The task: All lines holding the string "ffffff" are to be shown.

Record list:
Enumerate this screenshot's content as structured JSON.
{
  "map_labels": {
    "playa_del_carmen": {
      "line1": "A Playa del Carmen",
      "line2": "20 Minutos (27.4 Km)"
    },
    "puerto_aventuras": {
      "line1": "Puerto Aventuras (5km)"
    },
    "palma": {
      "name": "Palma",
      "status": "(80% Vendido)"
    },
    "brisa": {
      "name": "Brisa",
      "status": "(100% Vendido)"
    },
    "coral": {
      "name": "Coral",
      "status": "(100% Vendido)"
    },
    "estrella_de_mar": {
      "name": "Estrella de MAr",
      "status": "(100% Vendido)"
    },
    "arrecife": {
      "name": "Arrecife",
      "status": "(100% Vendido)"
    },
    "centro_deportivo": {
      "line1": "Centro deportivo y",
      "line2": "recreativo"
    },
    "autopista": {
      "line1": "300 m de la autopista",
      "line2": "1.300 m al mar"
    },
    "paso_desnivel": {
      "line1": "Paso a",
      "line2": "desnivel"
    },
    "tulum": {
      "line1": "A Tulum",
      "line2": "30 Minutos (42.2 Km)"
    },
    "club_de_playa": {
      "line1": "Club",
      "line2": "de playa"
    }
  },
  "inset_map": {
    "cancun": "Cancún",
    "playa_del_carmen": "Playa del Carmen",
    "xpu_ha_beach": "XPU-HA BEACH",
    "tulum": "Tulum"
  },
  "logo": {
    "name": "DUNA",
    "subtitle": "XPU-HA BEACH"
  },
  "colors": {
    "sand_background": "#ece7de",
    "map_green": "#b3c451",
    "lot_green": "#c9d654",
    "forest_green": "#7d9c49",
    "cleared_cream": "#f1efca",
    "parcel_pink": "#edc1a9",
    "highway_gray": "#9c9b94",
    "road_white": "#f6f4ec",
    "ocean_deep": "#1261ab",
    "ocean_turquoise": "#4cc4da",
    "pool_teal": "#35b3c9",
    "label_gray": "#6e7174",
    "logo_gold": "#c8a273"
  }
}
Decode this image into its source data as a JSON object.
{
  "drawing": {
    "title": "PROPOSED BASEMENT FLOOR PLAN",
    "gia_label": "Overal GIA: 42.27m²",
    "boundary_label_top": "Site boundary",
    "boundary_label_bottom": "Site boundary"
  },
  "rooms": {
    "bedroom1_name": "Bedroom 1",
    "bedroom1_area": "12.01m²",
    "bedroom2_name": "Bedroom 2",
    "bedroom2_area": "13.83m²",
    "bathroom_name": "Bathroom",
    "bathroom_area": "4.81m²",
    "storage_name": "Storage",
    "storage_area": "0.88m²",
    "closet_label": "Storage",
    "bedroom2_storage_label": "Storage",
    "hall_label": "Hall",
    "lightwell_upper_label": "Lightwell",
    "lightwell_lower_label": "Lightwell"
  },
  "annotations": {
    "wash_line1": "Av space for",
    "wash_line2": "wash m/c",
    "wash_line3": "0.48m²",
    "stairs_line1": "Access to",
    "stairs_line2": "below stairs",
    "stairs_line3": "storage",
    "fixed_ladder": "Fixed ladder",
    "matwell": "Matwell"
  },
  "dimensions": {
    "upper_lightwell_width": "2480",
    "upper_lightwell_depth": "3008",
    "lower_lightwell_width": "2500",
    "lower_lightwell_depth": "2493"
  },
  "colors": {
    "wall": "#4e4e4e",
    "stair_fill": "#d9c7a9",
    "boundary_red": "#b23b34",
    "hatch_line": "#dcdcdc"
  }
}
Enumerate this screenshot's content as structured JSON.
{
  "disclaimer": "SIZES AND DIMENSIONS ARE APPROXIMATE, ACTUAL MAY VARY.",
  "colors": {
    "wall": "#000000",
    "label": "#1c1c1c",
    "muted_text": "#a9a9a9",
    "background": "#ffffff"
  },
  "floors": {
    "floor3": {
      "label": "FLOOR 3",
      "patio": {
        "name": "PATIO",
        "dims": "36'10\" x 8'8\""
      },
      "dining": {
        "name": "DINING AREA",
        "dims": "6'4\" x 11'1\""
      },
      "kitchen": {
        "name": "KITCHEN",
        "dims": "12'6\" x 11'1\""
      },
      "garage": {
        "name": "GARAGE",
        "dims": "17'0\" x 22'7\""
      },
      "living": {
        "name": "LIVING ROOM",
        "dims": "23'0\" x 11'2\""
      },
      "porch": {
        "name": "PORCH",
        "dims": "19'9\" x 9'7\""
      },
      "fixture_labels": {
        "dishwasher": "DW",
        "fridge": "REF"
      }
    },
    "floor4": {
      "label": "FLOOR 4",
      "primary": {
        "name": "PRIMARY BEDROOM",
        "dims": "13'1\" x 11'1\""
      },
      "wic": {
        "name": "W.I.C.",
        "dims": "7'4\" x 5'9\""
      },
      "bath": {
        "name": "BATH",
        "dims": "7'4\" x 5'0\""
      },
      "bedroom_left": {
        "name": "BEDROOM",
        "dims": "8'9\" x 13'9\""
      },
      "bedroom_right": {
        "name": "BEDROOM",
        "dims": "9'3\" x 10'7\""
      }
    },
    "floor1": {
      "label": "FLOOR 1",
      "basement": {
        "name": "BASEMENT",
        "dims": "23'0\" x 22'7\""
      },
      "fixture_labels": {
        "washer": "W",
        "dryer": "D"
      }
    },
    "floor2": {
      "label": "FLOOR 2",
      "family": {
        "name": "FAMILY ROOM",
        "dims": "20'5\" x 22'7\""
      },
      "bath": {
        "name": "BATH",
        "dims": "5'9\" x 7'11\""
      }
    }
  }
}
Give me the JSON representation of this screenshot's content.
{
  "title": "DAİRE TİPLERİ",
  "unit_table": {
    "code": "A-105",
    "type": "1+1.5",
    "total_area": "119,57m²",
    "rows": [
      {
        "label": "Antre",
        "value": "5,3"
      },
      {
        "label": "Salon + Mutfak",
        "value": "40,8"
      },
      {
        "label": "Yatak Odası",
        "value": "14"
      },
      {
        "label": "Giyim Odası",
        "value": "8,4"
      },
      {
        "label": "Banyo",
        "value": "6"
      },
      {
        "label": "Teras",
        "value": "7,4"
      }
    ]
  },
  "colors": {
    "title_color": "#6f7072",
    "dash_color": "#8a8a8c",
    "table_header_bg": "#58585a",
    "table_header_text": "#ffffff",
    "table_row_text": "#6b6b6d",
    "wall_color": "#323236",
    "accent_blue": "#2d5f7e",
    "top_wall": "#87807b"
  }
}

Correct response:
    "background": "#ffffff"
    "table_header_text": "#ffffff",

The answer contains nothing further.